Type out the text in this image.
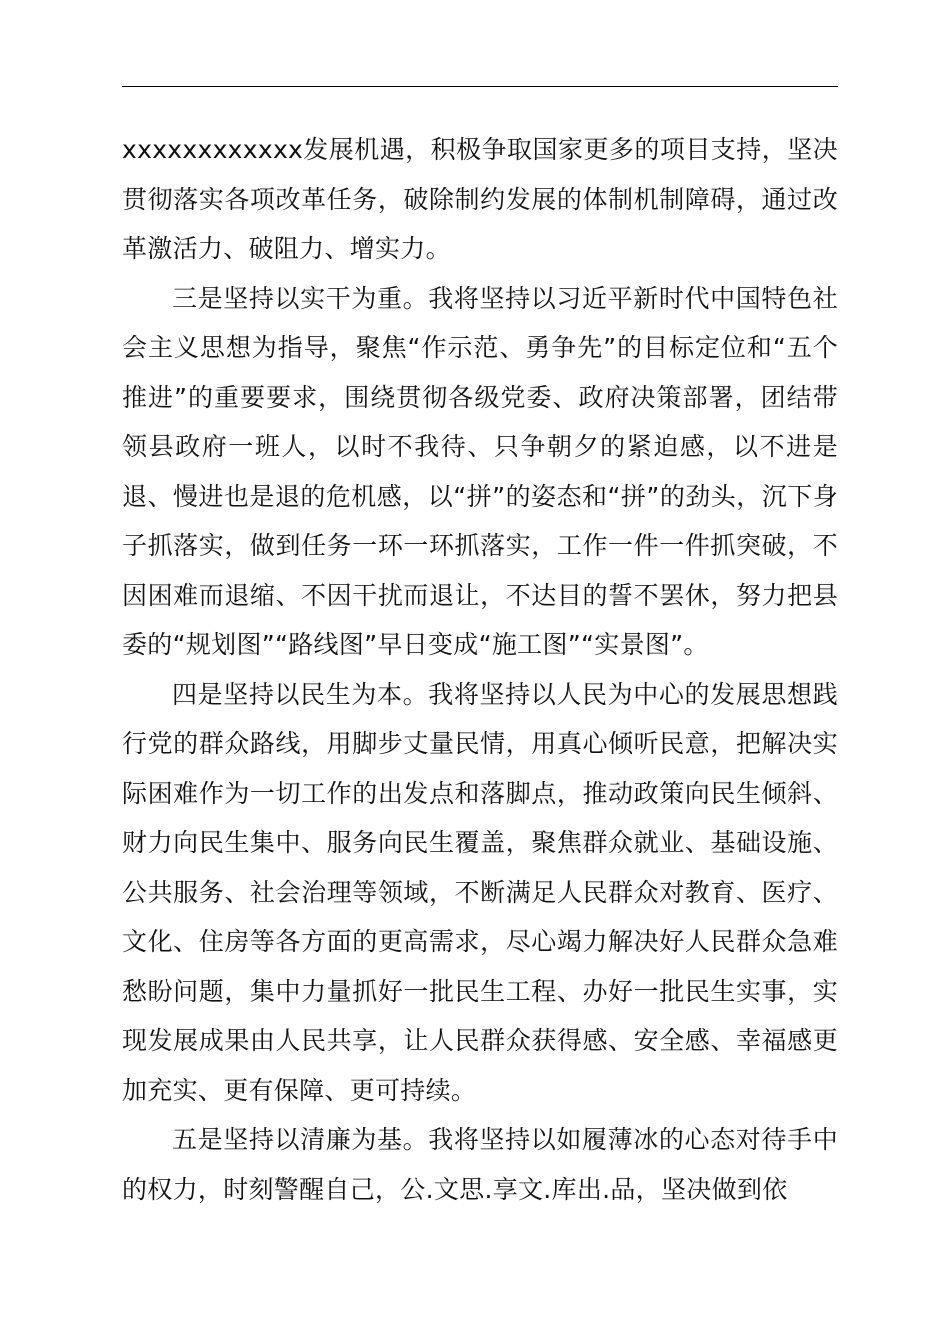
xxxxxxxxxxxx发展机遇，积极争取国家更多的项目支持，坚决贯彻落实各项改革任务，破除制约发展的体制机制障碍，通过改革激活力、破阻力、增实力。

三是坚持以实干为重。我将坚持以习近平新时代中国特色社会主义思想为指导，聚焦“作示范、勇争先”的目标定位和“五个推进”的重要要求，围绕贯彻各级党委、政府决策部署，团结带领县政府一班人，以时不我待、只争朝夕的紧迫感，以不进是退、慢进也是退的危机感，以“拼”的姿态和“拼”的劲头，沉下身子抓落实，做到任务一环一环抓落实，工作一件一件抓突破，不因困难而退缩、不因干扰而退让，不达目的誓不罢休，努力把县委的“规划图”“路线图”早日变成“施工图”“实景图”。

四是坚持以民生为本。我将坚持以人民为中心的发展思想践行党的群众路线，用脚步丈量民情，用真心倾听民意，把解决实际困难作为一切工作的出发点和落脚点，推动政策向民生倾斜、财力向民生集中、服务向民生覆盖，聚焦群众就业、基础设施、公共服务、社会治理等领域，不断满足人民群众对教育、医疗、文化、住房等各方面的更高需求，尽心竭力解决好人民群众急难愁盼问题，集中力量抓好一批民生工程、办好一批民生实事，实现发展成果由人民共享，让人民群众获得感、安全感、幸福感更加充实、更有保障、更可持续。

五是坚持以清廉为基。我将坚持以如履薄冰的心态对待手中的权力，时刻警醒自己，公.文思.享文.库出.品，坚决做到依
· · · · · · ·
**Task requirements**
Omitting all images, retype each line of the records precisely.

**Output of the exercise**
Type out the text in this image.
xxxxxxxxxxxx发展机遇，积极争取国家更多的项目支持，坚决贯彻落实各项改革任务，破除制约发展的体制机制障碍，通过改革激活力、破阻力、增实力。

三是坚持以实干为重。我将坚持以习近平新时代中国特色社会主义思想为指导，聚焦“作示范、勇争先”的目标定位和“五个推进”的重要要求，围绕贯彻各级党委、政府决策部署，团结带领县政府一班人，以时不我待、只争朝夕的紧迫感，以不进是退、慢进也是退的危机感，以“拼”的姿态和“拼”的劲头，沉下身子抓落实，做到任务一环一环抓落实，工作一件一件抓突破，不因困难而退缩、不因干扰而退让，不达目的誓不罢休，努力把县委的“规划图”“路线图”早日变成“施工图”“实景图”。

四是坚持以民生为本。我将坚持以人民为中心的发展思想践行党的群众路线，用脚步丈量民情，用真心倾听民意，把解决实际困难作为一切工作的出发点和落脚点，推动政策向民生倾斜、财力向民生集中、服务向民生覆盖，聚焦群众就业、基础设施、公共服务、社会治理等领域，不断满足人民群众对教育、医疗、文化、住房等各方面的更高需求，尽心竭力解决好人民群众急难愁盼问题，集中力量抓好一批民生工程、办好一批民生实事，实现发展成果由人民共享，让人民群众获得感、安全感、幸福感更加充实、更有保障、更可持续。

五是坚持以清廉为基。我将坚持以如履薄冰的心态对待手中的权力，时刻警醒自己，公.文思.享文.库出.品，坚决做到依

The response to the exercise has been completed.